## Provided entries
--- begin ---
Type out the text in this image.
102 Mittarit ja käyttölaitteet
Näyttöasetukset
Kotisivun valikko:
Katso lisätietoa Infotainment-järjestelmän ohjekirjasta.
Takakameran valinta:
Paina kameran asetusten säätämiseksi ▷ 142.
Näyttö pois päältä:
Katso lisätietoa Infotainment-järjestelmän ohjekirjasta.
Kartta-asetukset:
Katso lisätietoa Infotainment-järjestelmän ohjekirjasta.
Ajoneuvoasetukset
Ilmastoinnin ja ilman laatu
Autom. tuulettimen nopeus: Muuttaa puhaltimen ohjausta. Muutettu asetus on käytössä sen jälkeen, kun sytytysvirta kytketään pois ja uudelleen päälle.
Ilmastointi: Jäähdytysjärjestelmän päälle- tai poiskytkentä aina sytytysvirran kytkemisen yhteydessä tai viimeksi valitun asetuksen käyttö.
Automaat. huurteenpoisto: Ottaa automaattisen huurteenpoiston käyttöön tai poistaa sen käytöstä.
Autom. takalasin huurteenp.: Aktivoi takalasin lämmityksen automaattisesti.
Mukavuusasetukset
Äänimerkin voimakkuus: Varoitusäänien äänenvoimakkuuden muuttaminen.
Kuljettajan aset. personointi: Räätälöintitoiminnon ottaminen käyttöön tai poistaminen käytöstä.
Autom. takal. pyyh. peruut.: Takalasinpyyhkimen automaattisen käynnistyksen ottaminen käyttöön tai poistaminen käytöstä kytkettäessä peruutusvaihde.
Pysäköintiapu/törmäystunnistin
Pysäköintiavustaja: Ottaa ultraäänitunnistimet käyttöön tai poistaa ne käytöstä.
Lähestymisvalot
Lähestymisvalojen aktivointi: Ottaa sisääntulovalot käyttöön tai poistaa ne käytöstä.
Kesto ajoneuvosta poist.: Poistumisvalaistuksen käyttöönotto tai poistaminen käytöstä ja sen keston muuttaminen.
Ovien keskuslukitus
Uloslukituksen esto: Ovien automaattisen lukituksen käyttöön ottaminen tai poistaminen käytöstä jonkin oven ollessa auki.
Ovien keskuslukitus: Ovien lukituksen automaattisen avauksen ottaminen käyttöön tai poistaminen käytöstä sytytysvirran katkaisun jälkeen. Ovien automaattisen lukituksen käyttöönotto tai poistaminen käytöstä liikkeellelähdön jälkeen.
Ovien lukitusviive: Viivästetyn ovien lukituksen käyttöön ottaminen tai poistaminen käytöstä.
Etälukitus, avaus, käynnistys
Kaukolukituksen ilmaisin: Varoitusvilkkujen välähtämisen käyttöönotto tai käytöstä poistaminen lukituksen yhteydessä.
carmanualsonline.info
--- end ---
--- begin ---
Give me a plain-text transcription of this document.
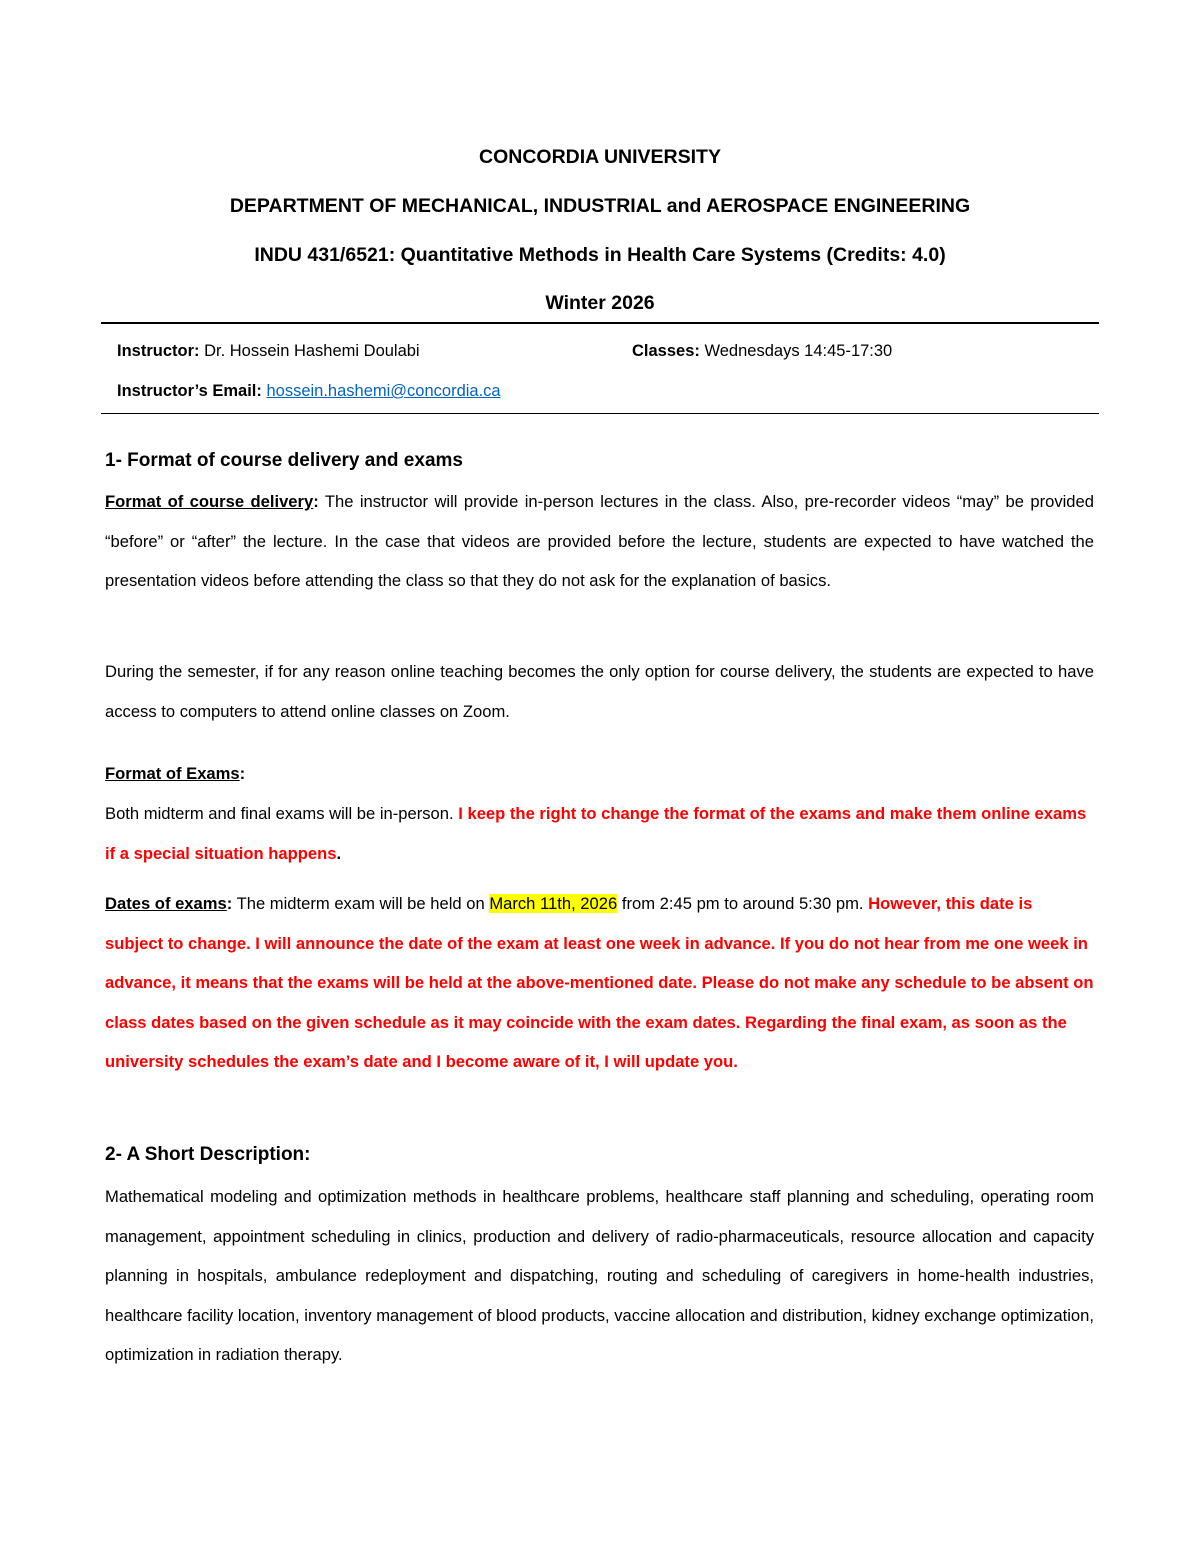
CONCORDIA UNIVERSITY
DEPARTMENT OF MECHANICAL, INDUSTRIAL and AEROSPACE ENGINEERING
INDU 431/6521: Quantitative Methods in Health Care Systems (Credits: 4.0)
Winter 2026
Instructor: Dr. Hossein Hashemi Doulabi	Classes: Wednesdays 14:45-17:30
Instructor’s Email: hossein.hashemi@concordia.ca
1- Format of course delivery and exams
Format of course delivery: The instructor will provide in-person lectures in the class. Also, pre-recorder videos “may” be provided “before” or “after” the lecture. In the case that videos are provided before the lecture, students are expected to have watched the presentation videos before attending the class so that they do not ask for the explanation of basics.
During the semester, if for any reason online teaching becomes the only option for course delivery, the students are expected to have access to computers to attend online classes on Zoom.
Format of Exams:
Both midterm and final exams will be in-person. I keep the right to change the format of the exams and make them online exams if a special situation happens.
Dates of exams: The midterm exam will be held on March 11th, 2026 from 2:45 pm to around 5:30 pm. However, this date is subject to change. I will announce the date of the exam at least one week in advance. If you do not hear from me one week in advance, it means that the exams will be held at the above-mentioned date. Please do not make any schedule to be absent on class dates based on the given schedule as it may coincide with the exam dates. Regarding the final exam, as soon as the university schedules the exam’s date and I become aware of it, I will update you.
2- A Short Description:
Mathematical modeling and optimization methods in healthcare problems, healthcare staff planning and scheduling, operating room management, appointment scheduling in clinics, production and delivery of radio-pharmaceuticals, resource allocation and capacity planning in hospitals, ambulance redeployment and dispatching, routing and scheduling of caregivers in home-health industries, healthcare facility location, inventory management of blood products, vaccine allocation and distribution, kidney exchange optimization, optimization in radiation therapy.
--- end ---
--- begin ---
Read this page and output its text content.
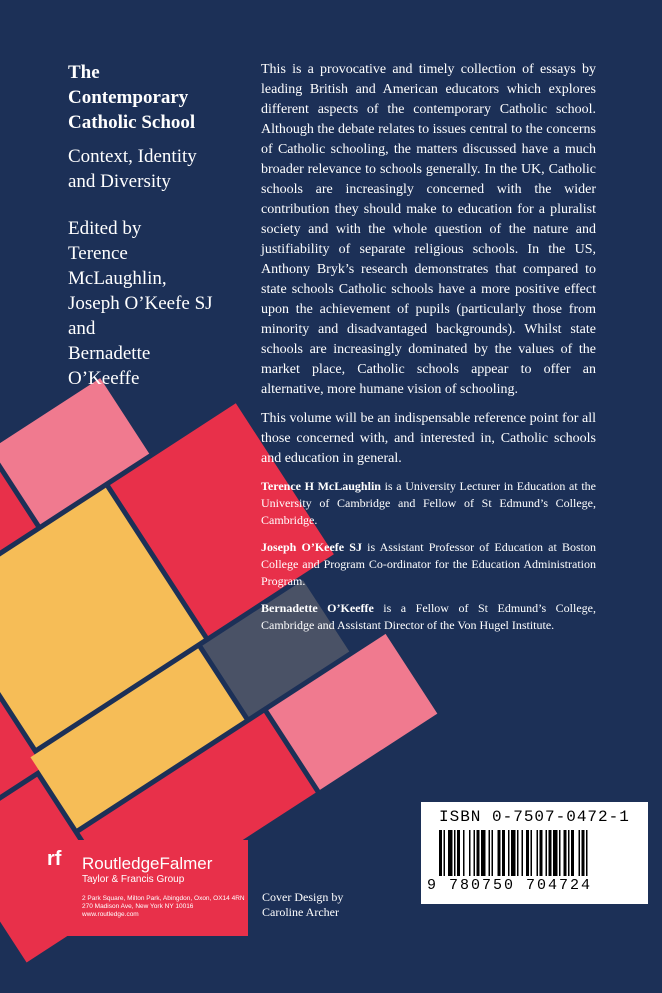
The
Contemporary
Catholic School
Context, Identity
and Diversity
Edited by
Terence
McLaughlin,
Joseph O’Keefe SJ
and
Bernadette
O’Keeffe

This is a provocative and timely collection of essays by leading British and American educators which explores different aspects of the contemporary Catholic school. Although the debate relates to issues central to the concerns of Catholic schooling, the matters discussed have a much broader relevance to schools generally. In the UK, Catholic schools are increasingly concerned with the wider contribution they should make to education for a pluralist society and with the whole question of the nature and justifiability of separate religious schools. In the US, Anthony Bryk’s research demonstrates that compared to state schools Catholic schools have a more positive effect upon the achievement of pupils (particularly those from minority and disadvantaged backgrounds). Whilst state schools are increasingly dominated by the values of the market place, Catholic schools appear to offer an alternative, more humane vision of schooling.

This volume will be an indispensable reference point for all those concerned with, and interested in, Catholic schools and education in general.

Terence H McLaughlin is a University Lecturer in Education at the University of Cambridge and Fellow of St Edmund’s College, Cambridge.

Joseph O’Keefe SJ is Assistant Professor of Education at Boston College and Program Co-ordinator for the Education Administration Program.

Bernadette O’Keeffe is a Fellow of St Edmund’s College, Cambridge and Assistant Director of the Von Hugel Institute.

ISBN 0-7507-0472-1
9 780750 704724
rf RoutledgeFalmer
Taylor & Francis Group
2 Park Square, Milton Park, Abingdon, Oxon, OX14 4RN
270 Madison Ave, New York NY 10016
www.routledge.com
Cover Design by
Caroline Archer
--- end ---
In the entries above, find every line holding the word "McLaughlin" and copy it out.

McLaughlin,
Terence H McLaughlin is a University Lecturer in Education at the University of Cambridge and Fellow of St Edmund’s College, Cambridge.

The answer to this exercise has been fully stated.